**Exercise objective**
Output the stretch of records from the line containing "staticText: 9:41 (24, 8, 63, 25)" through the line containing "staticText: I (269, 541, 273, 566)", both included, as a JSON list of strings with one string per line and blank lines left out.

+ + + + + + +

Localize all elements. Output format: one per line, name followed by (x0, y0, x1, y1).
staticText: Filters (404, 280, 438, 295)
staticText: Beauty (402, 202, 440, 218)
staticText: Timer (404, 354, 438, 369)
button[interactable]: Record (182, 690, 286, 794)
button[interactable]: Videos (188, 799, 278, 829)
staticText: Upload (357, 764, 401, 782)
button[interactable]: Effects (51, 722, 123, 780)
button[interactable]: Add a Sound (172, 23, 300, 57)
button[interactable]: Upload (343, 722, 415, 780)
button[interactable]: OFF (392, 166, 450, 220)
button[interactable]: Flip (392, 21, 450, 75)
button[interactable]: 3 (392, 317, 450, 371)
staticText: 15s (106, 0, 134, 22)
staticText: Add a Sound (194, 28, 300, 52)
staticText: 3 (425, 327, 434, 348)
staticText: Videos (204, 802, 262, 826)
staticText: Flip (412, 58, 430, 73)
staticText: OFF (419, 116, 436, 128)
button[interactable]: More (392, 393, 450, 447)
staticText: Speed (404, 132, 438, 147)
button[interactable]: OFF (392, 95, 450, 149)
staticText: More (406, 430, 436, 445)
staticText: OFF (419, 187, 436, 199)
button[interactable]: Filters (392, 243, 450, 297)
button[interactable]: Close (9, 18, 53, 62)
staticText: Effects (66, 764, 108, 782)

+ + + + + + +

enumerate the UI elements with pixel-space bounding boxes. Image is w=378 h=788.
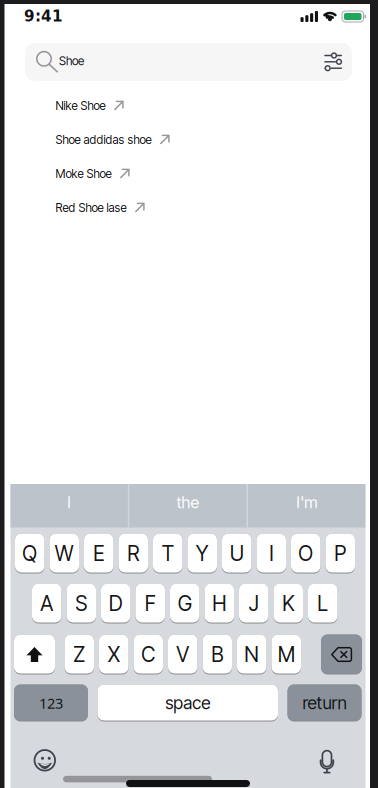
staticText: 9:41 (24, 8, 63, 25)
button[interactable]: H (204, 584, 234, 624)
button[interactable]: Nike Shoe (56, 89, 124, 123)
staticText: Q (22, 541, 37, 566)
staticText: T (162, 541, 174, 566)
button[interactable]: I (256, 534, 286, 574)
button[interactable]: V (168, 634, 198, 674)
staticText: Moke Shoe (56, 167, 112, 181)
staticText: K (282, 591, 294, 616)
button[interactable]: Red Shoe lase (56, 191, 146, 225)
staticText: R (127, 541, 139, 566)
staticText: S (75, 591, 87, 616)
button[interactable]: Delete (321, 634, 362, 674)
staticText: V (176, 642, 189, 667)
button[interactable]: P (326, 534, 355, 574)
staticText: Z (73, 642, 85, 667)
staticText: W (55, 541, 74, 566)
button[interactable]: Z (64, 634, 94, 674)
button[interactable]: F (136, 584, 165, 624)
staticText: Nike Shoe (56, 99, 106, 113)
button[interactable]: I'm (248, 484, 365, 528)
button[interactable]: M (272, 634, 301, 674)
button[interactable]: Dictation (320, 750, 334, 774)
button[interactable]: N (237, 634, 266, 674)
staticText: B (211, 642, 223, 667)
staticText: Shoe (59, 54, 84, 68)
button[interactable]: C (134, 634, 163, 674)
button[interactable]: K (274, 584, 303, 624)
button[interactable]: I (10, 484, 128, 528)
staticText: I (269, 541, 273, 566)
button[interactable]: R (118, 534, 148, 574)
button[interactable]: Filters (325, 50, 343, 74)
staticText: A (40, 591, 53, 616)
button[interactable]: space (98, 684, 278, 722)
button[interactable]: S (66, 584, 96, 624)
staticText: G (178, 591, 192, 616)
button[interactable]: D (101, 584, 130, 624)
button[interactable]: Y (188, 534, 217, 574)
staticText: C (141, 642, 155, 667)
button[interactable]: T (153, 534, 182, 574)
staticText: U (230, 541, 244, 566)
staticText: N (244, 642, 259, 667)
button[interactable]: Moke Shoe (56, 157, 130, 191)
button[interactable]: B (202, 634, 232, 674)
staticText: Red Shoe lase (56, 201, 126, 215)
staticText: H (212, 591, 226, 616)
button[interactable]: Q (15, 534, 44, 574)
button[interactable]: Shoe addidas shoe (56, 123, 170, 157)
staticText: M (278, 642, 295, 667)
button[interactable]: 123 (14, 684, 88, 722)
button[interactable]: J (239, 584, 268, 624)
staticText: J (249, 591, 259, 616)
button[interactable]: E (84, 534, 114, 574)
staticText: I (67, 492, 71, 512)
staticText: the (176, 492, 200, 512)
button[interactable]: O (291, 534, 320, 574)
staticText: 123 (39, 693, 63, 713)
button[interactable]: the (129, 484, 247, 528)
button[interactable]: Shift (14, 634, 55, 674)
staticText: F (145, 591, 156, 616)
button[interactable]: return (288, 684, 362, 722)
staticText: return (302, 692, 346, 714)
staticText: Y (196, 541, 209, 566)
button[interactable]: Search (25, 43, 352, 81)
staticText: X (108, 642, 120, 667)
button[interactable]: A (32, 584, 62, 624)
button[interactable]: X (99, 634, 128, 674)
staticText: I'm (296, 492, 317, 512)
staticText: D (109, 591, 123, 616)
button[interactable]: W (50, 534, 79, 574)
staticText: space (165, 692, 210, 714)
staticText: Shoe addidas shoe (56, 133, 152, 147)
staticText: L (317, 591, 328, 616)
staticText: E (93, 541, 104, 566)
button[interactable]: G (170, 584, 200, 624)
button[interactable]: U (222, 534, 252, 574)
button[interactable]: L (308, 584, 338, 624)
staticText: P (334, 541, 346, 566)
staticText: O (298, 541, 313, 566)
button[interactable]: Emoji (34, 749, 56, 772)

+ + + + + + +

**Exercise response**
[
  "staticText: 9:41 (24, 8, 63, 25)",
  "button[interactable]: H (204, 584, 234, 624)",
  "button[interactable]: Nike Shoe (56, 89, 124, 123)",
  "staticText: Q (22, 541, 37, 566)",
  "staticText: T (162, 541, 174, 566)",
  "button[interactable]: I (256, 534, 286, 574)",
  "button[interactable]: V (168, 634, 198, 674)",
  "staticText: Moke Shoe (56, 167, 112, 181)",
  "staticText: K (282, 591, 294, 616)",
  "button[interactable]: Red Shoe lase (56, 191, 146, 225)",
  "staticText: R (127, 541, 139, 566)",
  "staticText: S (75, 591, 87, 616)",
  "button[interactable]: Delete (321, 634, 362, 674)",
  "staticText: V (176, 642, 189, 667)",
  "button[interactable]: P (326, 534, 355, 574)",
  "staticText: Z (73, 642, 85, 667)",
  "staticText: W (55, 541, 74, 566)",
  "button[interactable]: Z (64, 634, 94, 674)",
  "button[interactable]: F (136, 584, 165, 624)",
  "staticText: Nike Shoe (56, 99, 106, 113)",
  "button[interactable]: I'm (248, 484, 365, 528)",
  "button[interactable]: M (272, 634, 301, 674)",
  "button[interactable]: Dictation (320, 750, 334, 774)",
  "button[interactable]: N (237, 634, 266, 674)",
  "staticText: B (211, 642, 223, 667)",
  "staticText: Shoe (59, 54, 84, 68)",
  "button[interactable]: C (134, 634, 163, 674)",
  "button[interactable]: K (274, 584, 303, 624)",
  "button[interactable]: I (10, 484, 128, 528)",
  "staticText: I (269, 541, 273, 566)"
]